_Objective_. Render the records as a numbered list, from the start through the line containing "hero-headline: Scrub and", skipping blank lines and leaving out the pictures.

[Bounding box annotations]
· · · ·

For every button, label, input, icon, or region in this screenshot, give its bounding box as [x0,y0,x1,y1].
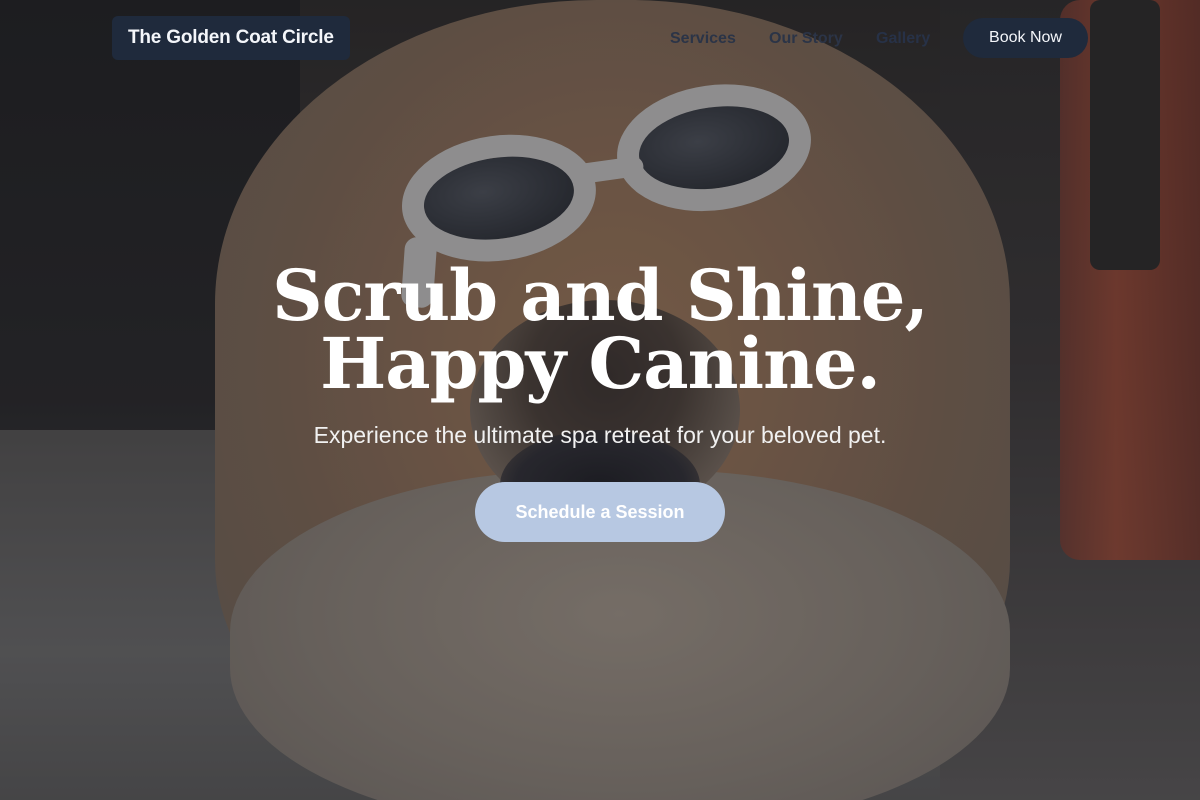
headline-line-1: Scrub and Shine, [272,254,929,337]
book-now-button[interactable]: Book Now [963,18,1088,58]
brand-logo[interactable]: The Golden Coat Circle [112,16,350,60]
hero-subtitle: Experience the ultimate spa retreat for … [313,422,887,448]
navbar: The Golden Coat Circle Services Our Stor… [0,0,1200,76]
schedule-session-button[interactable]: Schedule a Session [475,482,725,542]
nav-link-our-story[interactable]: Our Story [769,28,843,50]
headline-line-2: Happy Canine. [320,322,881,405]
hero-headline: Scrub and Shine, Happy Canine. [0,254,1200,405]
nav-link-gallery[interactable]: Gallery [876,28,930,50]
nav-link-services[interactable]: Services [670,28,736,50]
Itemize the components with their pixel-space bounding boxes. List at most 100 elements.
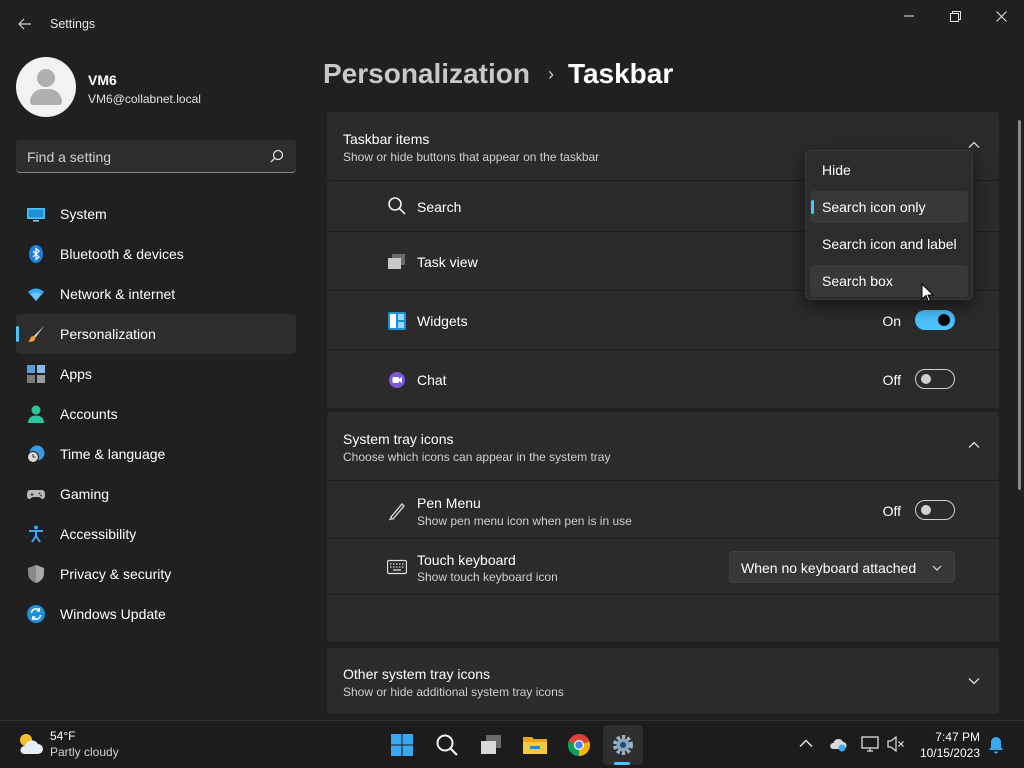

· · · ·

_Problem solution_.
1. For every button, label, input, icon, or region in this screenshot, give its bounding box as [x0,y0,x1,y1].
2. headline-line-1: Scrub and Shine, [272,254,929,337]
3. book-now-button[interactable]: Book Now [963,18,1088,58]
4. brand-logo[interactable]: The Golden Coat Circle [112,16,350,60]
5. hero-subtitle: Experience the ultimate spa retreat for … [313,422,887,448]
6. navbar: The Golden Coat Circle Services Our Stor… [0,0,1200,76]
7. schedule-session-button[interactable]: Schedule a Session [475,482,725,542]
8. nav-link-our-story[interactable]: Our Story [769,28,843,50]
9. headline-line-2: Happy Canine. [320,322,881,405]
10. hero-headline: Scrub and Shine, Happy Canine. [0,254,1200,405]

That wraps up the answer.